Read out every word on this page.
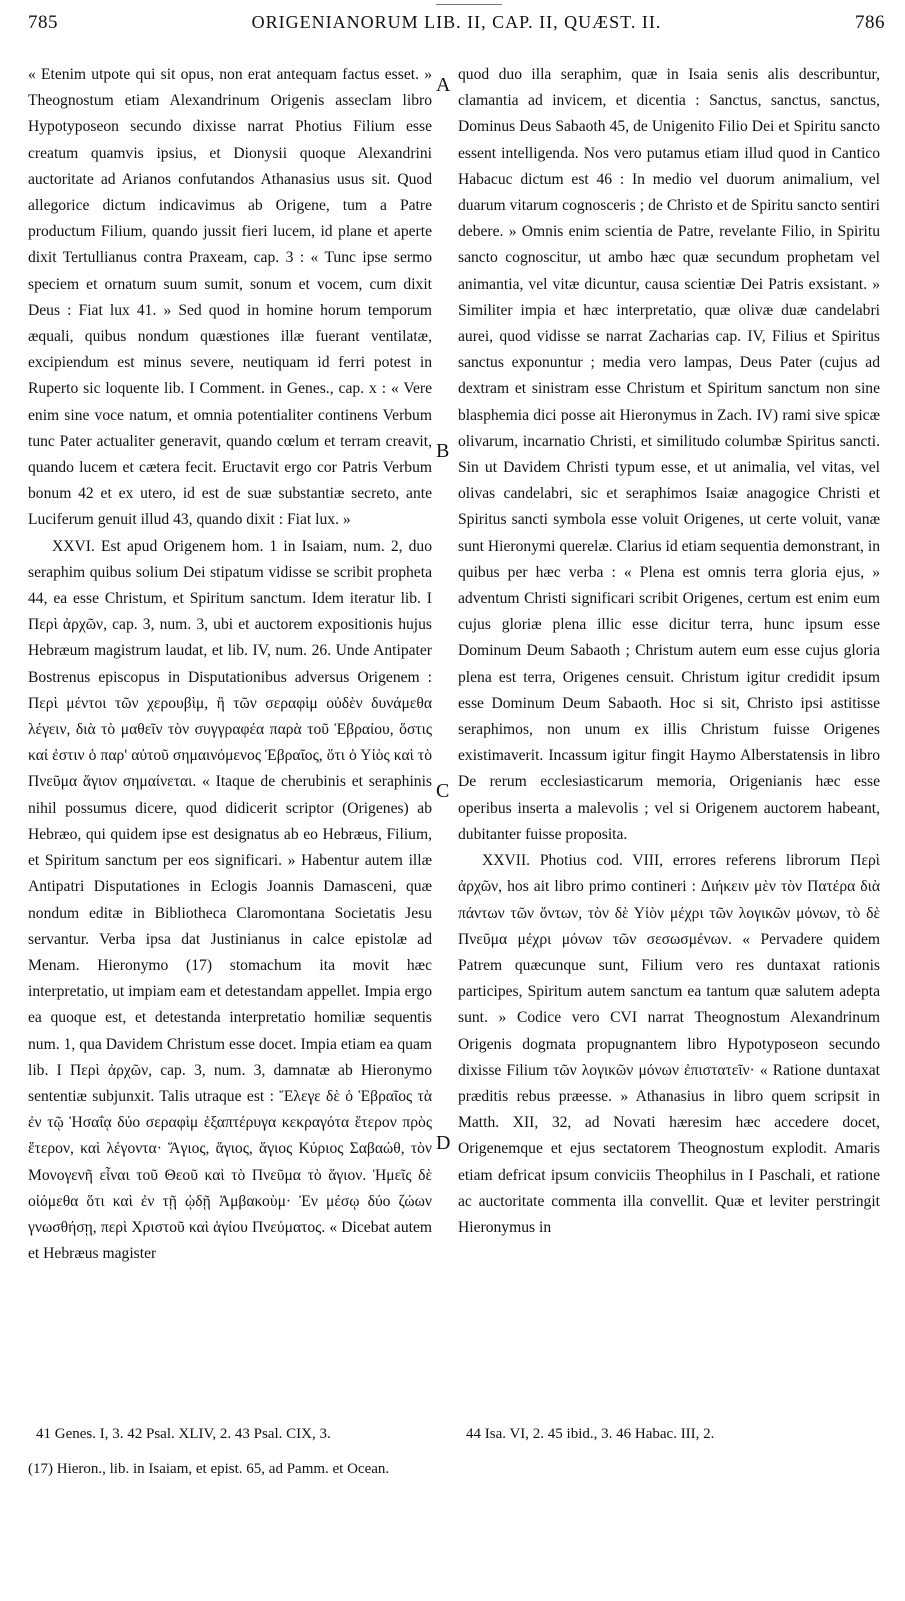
785	ORIGENIANORUM LIB. II, CAP. II, QUÆST. II.	786

« Etenim utpote qui sit opus, non erat antequam factus esset. » Theognostum etiam Alexandrinum Origenis asseclam libro Hypotyposeon secundo dixisse narrat Photius Filium esse creatum quamvis ipsius, et Dionysii quoque Alexandrini auctoritate ad Arianos confutandos Athanasius usus sit. Quod allegorice dictum indicavimus ab Origene, tum a Patre productum Filium, quando jussit fieri lucem, id plane et aperte dixit Tertullianus contra Praxeam, cap. 3 : « Tunc ipse sermo speciem et ornatum suum sumit, sonum et vocem, cum dixit Deus : Fiat lux 41. » Sed quod in homine horum temporum æquali, quibus nondum quæstiones illæ fuerant ventilatæ, excipiendum est minus severe, neutiquam id ferri potest in Ruperto sic loquente lib. I Comment. in Genes., cap. x : « Vere enim sine voce natum, et omnia potentialiter continens Verbum tunc Pater actualiter generavit, quando cœlum et terram creavit, quando lucem et cætera fecit. Eructavit ergo cor Patris Verbum bonum 42 et ex utero, id est de suæ substantiæ secreto, ante Luciferum genuit illud 43, quando dixit : Fiat lux. »

XXVI. Est apud Origenem hom. 1 in Isaiam, num. 2, duo seraphim quibus solium Dei stipatum vidisse se scribit propheta 44, ea esse Christum, et Spiritum sanctum. Idem iteratur lib. I Περὶ ἀρχῶν, cap. 3, num. 3, ubi et auctorem expositionis hujus Hebræum magistrum laudat, et lib. IV, num. 26. Unde Antipater Bostrenus episcopus in Disputationibus adversus Origenem : Περὶ μέντοι τῶν χερουβὶμ, ἢ τῶν σεραφὶμ οὐδὲν δυνάμεθα λέγειν, διὰ τὸ μαθεῖν τὸν συγγραφέα παρὰ τοῦ Ἑβραίου, ὅστις καί ἐστιν ὁ παρ' αὐτοῦ σημαινόμενος Ἑβραῖος, ὅτι ὁ Υἱὸς καὶ τὸ Πνεῦμα ἅγιον σημαίνεται. « Itaque de cherubinis et seraphinis nihil possumus dicere, quod didicerit scriptor (Origenes) ab Hebræo, qui quidem ipse est designatus ab eo Hebræus, Filium, et Spiritum sanctum per eos significari. » Habentur autem illæ Antipatri Disputationes in Eclogis Joannis Damasceni, quæ nondum editæ in Bibliotheca Claromontana Societatis Jesu servantur. Verba ipsa dat Justinianus in calce epistolæ ad Menam. Hieronymo (17) stomachum ita movit hæc interpretatio, ut impiam eam et detestandam appellet. Impia ergo ea quoque est, et detestanda interpretatio homiliæ sequentis num. 1, qua Davidem Christum esse docet. Impia etiam ea quam lib. I Περὶ ἀρχῶν, cap. 3, num. 3, damnatæ ab Hieronymo sententiæ subjunxit. Talis utraque est : Ἔλεγε δὲ ὁ Ἑβραῖος τὰ ἐν τῷ Ἡσαΐᾳ δύο σεραφὶμ ἑξαπτέρυγα κεκραγότα ἕτερον πρὸς ἕτερον, καὶ λέγοντα· Ἅγιος, ἅγιος, ἅγιος Κύριος Σαβαώθ, τὸν Μονογενῆ εἶναι τοῦ Θεοῦ καὶ τὸ Πνεῦμα τὸ ἅγιον. Ἡμεῖς δὲ οἰόμεθα ὅτι καὶ ἐν τῇ ᾠδῇ Ἀμβακοὺμ· Ἐν μέσῳ δύο ζώων γνωσθήσῃ, περὶ Χριστοῦ καὶ ἁγίου Πνεύματος. « Dicebat autem et Hebræus magister

A
B
C
D

quod duo illa seraphim, quæ in Isaia senis alis describuntur, clamantia ad invicem, et dicentia : Sanctus, sanctus, sanctus, Dominus Deus Sabaoth 45, de Unigenito Filio Dei et Spiritu sancto essent intelligenda. Nos vero putamus etiam illud quod in Cantico Habacuc dictum est 46 : In medio vel duorum animalium, vel duarum vitarum cognosceris ; de Christo et de Spiritu sancto sentiri debere. » Omnis enim scientia de Patre, revelante Filio, in Spiritu sancto cognoscitur, ut ambo hæc quæ secundum prophetam vel animantia, vel vitæ dicuntur, causa scientiæ Dei Patris exsistant. » Similiter impia et hæc interpretatio, quæ olivæ duæ candelabri aurei, quod vidisse se narrat Zacharias cap. IV, Filius et Spiritus sanctus exponuntur ; media vero lampas, Deus Pater (cujus ad dextram et sinistram esse Christum et Spiritum sanctum non sine blasphemia dici posse ait Hieronymus in Zach. IV) rami sive spicæ olivarum, incarnatio Christi, et similitudo columbæ Spiritus sancti. Sin ut Davidem Christi typum esse, et ut animalia, vel vitas, vel olivas candelabri, sic et seraphimos Isaiæ anagogice Christi et Spiritus sancti symbola esse voluit Origenes, ut certe voluit, vanæ sunt Hieronymi querelæ. Clarius id etiam sequentia demonstrant, in quibus per hæc verba : « Plena est omnis terra gloria ejus, » adventum Christi significari scribit Origenes, certum est enim eum cujus gloriæ plena illic esse dicitur terra, hunc ipsum esse Dominum Deum Sabaoth ; Christum autem eum esse cujus gloria plena est terra, Origenes censuit. Christum igitur credidit ipsum esse Dominum Deum Sabaoth. Hoc si sit, Christo ipsi astitisse seraphimos, non unum ex illis Christum fuisse Origenes existimaverit. Incassum igitur fingit Haymo Alberstatensis in libro De rerum ecclesiasticarum memoria, Origenianis hæc esse operibus inserta a malevolis ; vel si Origenem auctorem habeant, dubitanter fuisse proposita.

XXVII. Photius cod. VIII, errores referens librorum Περὶ ἀρχῶν, hos ait libro primo contineri : Διήκειν μὲν τὸν Πατέρα διὰ πάντων τῶν ὄντων, τὸν δὲ Υἱὸν μέχρι τῶν λογικῶν μόνων, τὸ δὲ Πνεῦμα μέχρι μόνων τῶν σεσωσμένων. « Pervadere quidem Patrem quæcunque sunt, Filium vero res duntaxat rationis participes, Spiritum autem sanctum ea tantum quæ salutem adepta sunt. » Codice vero CVI narrat Theognostum Alexandrinum Origenis dogmata propugnantem libro Hypotyposeon secundo dixisse Filium τῶν λογικῶν μόνων ἐπιστατεῖν· « Ratione duntaxat præditis rebus præesse. » Athanasius in libro quem scripsit in Matth. XII, 32, ad Novati hæresim hæc accedere docet, Origenemque et ejus sectatorem Theognostum explodit. Amaris etiam defricat ipsum conviciis Theophilus in I Paschali, et ratione ac auctoritate commenta illa convellit. Quæ et leviter perstringit Hieronymus in

41 Genes. I, 3. 42 Psal. XLIV, 2. 43 Psal. CIX, 3.	44 Isa. VI, 2. 45 ibid., 3. 46 Habac. III, 2.
(17) Hieron., lib. in Isaiam, et epist. 65, ad Pamm. et Ocean.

# YOUR OBJECTIVE
Look through the listing above. Pick out each line with "Theognostum" and copy it.

# EXERCISE ANSWER
« Etenim utpote qui sit opus, non erat antequam factus esset. » Theognostum etiam Alexandrinum Origenis asseclam libro Hypotyposeon secundo dixisse narrat Photius Filium esse creatum quamvis ipsius, et Dionysii quoque Alexandrini auctoritate ad Arianos confutandos Athanasius usus sit. Quod allegorice dictum indicavimus ab Origene, tum a Patre productum Filium, quando jussit fieri lucem, id plane et aperte dixit Tertullianus contra Praxeam, cap. 3 : « Tunc ipse sermo speciem et ornatum suum sumit, sonum et vocem, cum dixit Deus : Fiat lux 41. » Sed quod in homine horum temporum æquali, quibus nondum quæstiones illæ fuerant ventilatæ, excipiendum est minus severe, neutiquam id ferri potest in Ruperto sic loquente lib. I Comment. in Genes., cap. x : « Vere enim sine voce natum, et omnia potentialiter continens Verbum tunc Pater actualiter generavit, quando cœlum et terram creavit, quando lucem et cætera fecit. Eructavit ergo cor Patris Verbum bonum 42 et ex utero, id est de suæ substantiæ secreto, ante Luciferum genuit illud 43, quando dixit : Fiat lux. »
XXVII. Photius cod. VIII, errores referens librorum Περὶ ἀρχῶν, hos ait libro primo contineri : Διήκειν μὲν τὸν Πατέρα διὰ πάντων τῶν ὄντων, τὸν δὲ Υἱὸν μέχρι τῶν λογικῶν μόνων, τὸ δὲ Πνεῦμα μέχρι μόνων τῶν σεσωσμένων. « Pervadere quidem Patrem quæcunque sunt, Filium vero res duntaxat rationis participes, Spiritum autem sanctum ea tantum quæ salutem adepta sunt. » Codice vero CVI narrat Theognostum Alexandrinum Origenis dogmata propugnantem libro Hypotyposeon secundo dixisse Filium τῶν λογικῶν μόνων ἐπιστατεῖν· « Ratione duntaxat præditis rebus præesse. » Athanasius in libro quem scripsit in Matth. XII, 32, ad Novati hæresim hæc accedere docet, Origenemque et ejus sectatorem Theognostum explodit. Amaris etiam defricat ipsum conviciis Theophilus in I Paschali, et ratione ac auctoritate commenta illa convellit. Quæ et leviter perstringit Hieronymus in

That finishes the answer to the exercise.